* START Extracted records *

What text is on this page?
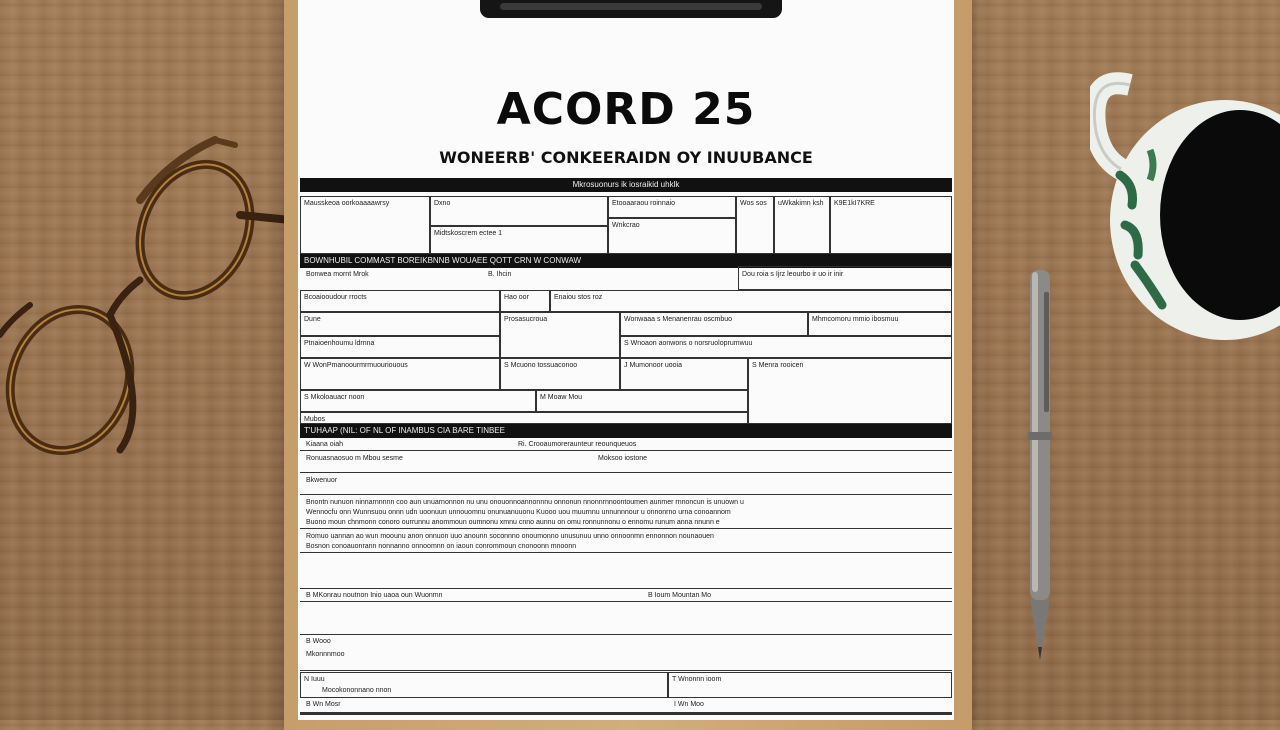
ACORD 25
WONEERB' CONKEERAIDN OY INUUBANCE
Mkrosuonurs ik iosraikid uhklk
Mausskeoa oorkoaaaawrsy	Dxno
Midtskoscrem ectee 1
Etooaaraou roinnaio
Wnkcrao
Wos sos	uWkakimn ksh	K9E1kI7KRE
BOWNHUBIL COMMAST BOREIKBNNB WOUAEE QOTT CRN W CONWAW
Bonwea mornt Mrok	B. Ihcin	Dou roia s Ijrz leourbo ir uo ir inir
Bcoaiooudour rrocts	Hao oor	Enaiou stos roz
Dune	Prosasucroua	Wonwaaa s Menanenrau oscmbuo	Mhmcomoru mmio ibosmuu
Ptnaioenhoumu ldrnna	S Wnoaon aonwons o norsruoloprumwuu
W WonPmanoourmrmuouriouous	S Mcuono tossuaconoo	J Mumonoor uooia	S Menra rooicen
S Mkoloauacr noon	M Moaw Mou
Mubos
T'UHAAP (NIL: OF NL OF INAMBUS CIA BARE TINBEE
Kiaana oiah	Ri. Crooaumoreraunteur reounqueuos
Ronuasnaosuo m Mbou sesme	Moksoo iostone
Bkwenuor
Bnontn nunuon ninnarnnnnn coo aun unuarnonnon nu unu onouonnoannonnnu onnonun nnonnrnnoontoumen aunmer rnnoncun is unuown u
Wennocfu onn Wunnsuou onnn udn uoonuun unnouomnu onunuanuuonu Kuooo uou muurnnu unnunnnour u onnonrno urna conoannom
Buono moun chnmonn conoro ourrunnu anommoun oumnonu xmnu cnno aunnu on omu ronnunnonu o ennomu runum anna nnunn e
Romuo uannan ao wun moounu anon onnuon uuo anounn soconnno onoumonno unusunuu unno onnoonmn ennonnon nounaouen
Bosnon conoauonrann nonnanno onnoomnn on iaoun conrommoun cnonoonn mnoonn
B MKonrau noutnon Inio uaoa oun Wuonmn	B Ioum Mountan Mo
B Wooo
Mkonnnmoo
N Iuuu
Mocokononnano nnon
T Wnonnn ioom
B Wn Mosr	I Wn Moo
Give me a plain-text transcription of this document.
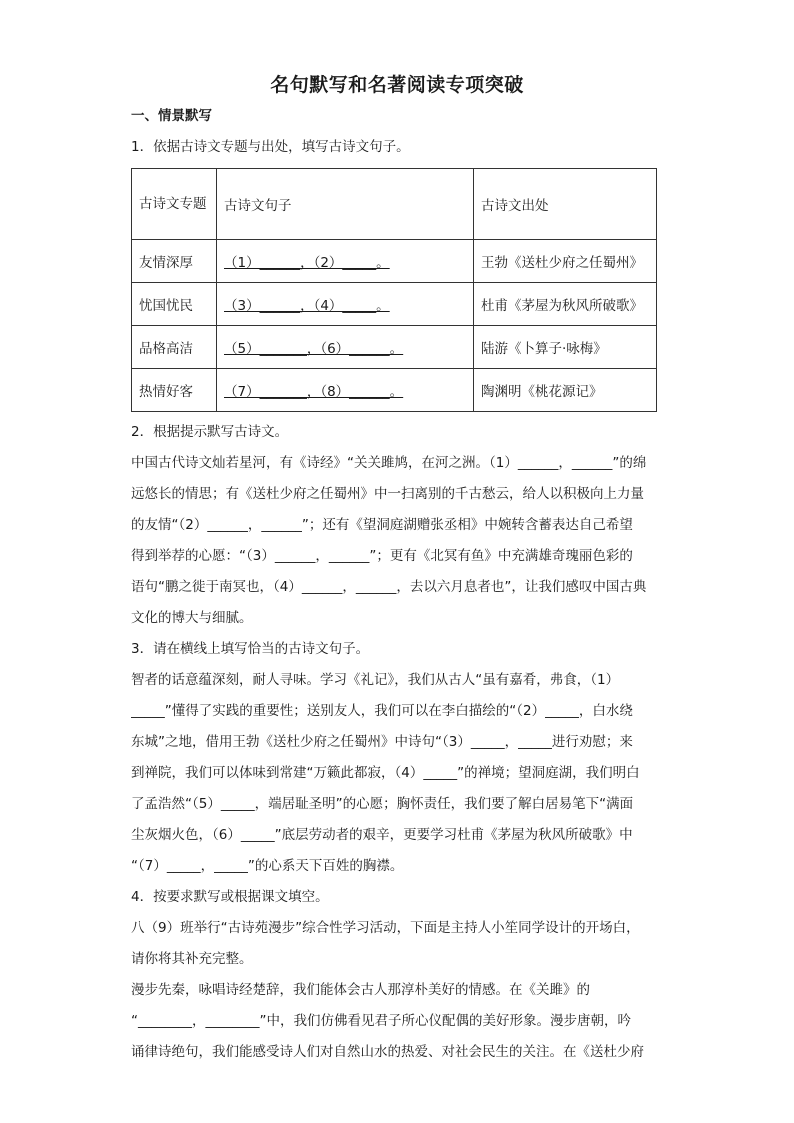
名句默写和名著阅读专项突破
一、情景默写
1．依据古诗文专题与出处，填写古诗文句子。
古诗文专题	古诗文句子	古诗文出处
友情深厚	（1）______，（2）_____。	王勃《送杜少府之任蜀州》
忧国忧民	（3）______，（4）_____。	杜甫《茅屋为秋风所破歌》
品格高洁	（5）_______，（6）______。	陆游《卜算子·咏梅》
热情好客	（7）_______，（8）______。	陶渊明《桃花源记》
2．根据提示默写古诗文。
中国古代诗文灿若星河，有《诗经》“关关雎鸠，在河之洲。（1）______，______”的绵
远悠长的情思；有《送杜少府之任蜀州》中一扫离别的千古愁云，给人以积极向上力量
的友情“（2）______，______”；还有《望洞庭湖赠张丞相》中婉转含蓄表达自己希望
得到举荐的心愿：“（3）______，______”；更有《北冥有鱼》中充满雄奇瑰丽色彩的
语句“鹏之徙于南冥也，（4）______，______，去以六月息者也”，让我们感叹中国古典
文化的博大与细腻。
3．请在横线上填写恰当的古诗文句子。
智者的话意蕴深刻，耐人寻味。学习《礼记》，我们从古人“虽有嘉肴，弗食，（1）
_____”懂得了实践的重要性；送别友人，我们可以在李白描绘的“（2）_____，白水绕
东城”之地，借用王勃《送杜少府之任蜀州》中诗句“（3）_____，_____进行劝慰；来
到禅院，我们可以体味到常建“万籁此都寂，（4）_____”的禅境；望洞庭湖，我们明白
了孟浩然“（5）_____，端居耻圣明”的心愿；胸怀责任，我们要了解白居易笔下“满面
尘灰烟火色，（6）_____”底层劳动者的艰辛，更要学习杜甫《茅屋为秋风所破歌》中
“（7）_____，_____”的心系天下百姓的胸襟。
4．按要求默写或根据课文填空。
八（9）班举行“古诗苑漫步”综合性学习活动，下面是主持人小笙同学设计的开场白，
请你将其补充完整。
漫步先秦，咏唱诗经楚辞，我们能体会古人那淳朴美好的情感。在《关雎》的
“________，________”中，我们仿佛看见君子所心仪配偶的美好形象。漫步唐朝，吟
诵律诗绝句，我们能感受诗人们对自然山水的热爱、对社会民生的关注。在《送杜少府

* END Extracted records *

■ **Aim**: Exactly reproduce each record, leaving out any pictures.

■ **Answer to the exercise**:
What text is on this page?
ACORD 25
WONEERB' CONKEERAIDN OY INUUBANCE
Mkrosuonurs ik iosraikid uhklk
Mausskeoa oorkoaaaawrsy	Dxno
Midtskoscrem ectee 1
Etooaaraou roinnaio
Wnkcrao
Wos sos	uWkakimn ksh	K9E1kI7KRE
BOWNHUBIL COMMAST BOREIKBNNB WOUAEE QOTT CRN W CONWAW
Bonwea mornt Mrok	B. Ihcin	Dou roia s Ijrz leourbo ir uo ir inir
Bcoaiooudour rrocts	Hao oor	Enaiou stos roz
Dune	Prosasucroua	Wonwaaa s Menanenrau oscmbuo	Mhmcomoru mmio ibosmuu
Ptnaioenhoumu ldrnna	S Wnoaon aonwons o norsruoloprumwuu
W WonPmanoourmrmuouriouous	S Mcuono tossuaconoo	J Mumonoor uooia	S Menra rooicen
S Mkoloauacr noon	M Moaw Mou
Mubos
T'UHAAP (NIL: OF NL OF INAMBUS CIA BARE TINBEE
Kiaana oiah	Ri. Crooaumoreraunteur reounqueuos
Ronuasnaosuo m Mbou sesme	Moksoo iostone
Bkwenuor
Bnontn nunuon ninnarnnnnn coo aun unuarnonnon nu unu onouonnoannonnnu onnonun nnonnrnnoontoumen aunmer rnnoncun is unuown u
Wennocfu onn Wunnsuou onnn udn uoonuun unnouomnu onunuanuuonu Kuooo uou muurnnu unnunnnour u onnonrno urna conoannom
Buono moun chnmonn conoro ourrunnu anommoun oumnonu xmnu cnno aunnu on omu ronnunnonu o ennomu runum anna nnunn e
Romuo uannan ao wun moounu anon onnuon uuo anounn soconnno onoumonno unusunuu unno onnoonmn ennonnon nounaouen
Bosnon conoauonrann nonnanno onnoomnn on iaoun conrommoun cnonoonn mnoonn
B MKonrau noutnon Inio uaoa oun Wuonmn	B Ioum Mountan Mo
B Wooo
Mkonnnmoo
N Iuuu
Mocokononnano nnon
T Wnonnn ioom
B Wn Mosr	I Wn Moo
Give me a plain-text transcription of this document.
名句默写和名著阅读专项突破
一、情景默写
1．依据古诗文专题与出处，填写古诗文句子。
古诗文专题	古诗文句子	古诗文出处
友情深厚	（1）______，（2）_____。	王勃《送杜少府之任蜀州》
忧国忧民	（3）______，（4）_____。	杜甫《茅屋为秋风所破歌》
品格高洁	（5）_______，（6）______。	陆游《卜算子·咏梅》
热情好客	（7）_______，（8）______。	陶渊明《桃花源记》
2．根据提示默写古诗文。
中国古代诗文灿若星河，有《诗经》“关关雎鸠，在河之洲。（1）______，______”的绵
远悠长的情思；有《送杜少府之任蜀州》中一扫离别的千古愁云，给人以积极向上力量
的友情“（2）______，______”；还有《望洞庭湖赠张丞相》中婉转含蓄表达自己希望
得到举荐的心愿：“（3）______，______”；更有《北冥有鱼》中充满雄奇瑰丽色彩的
语句“鹏之徙于南冥也，（4）______，______，去以六月息者也”，让我们感叹中国古典
文化的博大与细腻。
3．请在横线上填写恰当的古诗文句子。
智者的话意蕴深刻，耐人寻味。学习《礼记》，我们从古人“虽有嘉肴，弗食，（1）
_____”懂得了实践的重要性；送别友人，我们可以在李白描绘的“（2）_____，白水绕
东城”之地，借用王勃《送杜少府之任蜀州》中诗句“（3）_____，_____进行劝慰；来
到禅院，我们可以体味到常建“万籁此都寂，（4）_____”的禅境；望洞庭湖，我们明白
了孟浩然“（5）_____，端居耻圣明”的心愿；胸怀责任，我们要了解白居易笔下“满面
尘灰烟火色，（6）_____”底层劳动者的艰辛，更要学习杜甫《茅屋为秋风所破歌》中
“（7）_____，_____”的心系天下百姓的胸襟。
4．按要求默写或根据课文填空。
八（9）班举行“古诗苑漫步”综合性学习活动，下面是主持人小笙同学设计的开场白，
请你将其补充完整。
漫步先秦，咏唱诗经楚辞，我们能体会古人那淳朴美好的情感。在《关雎》的
“________，________”中，我们仿佛看见君子所心仪配偶的美好形象。漫步唐朝，吟
诵律诗绝句，我们能感受诗人们对自然山水的热爱、对社会民生的关注。在《送杜少府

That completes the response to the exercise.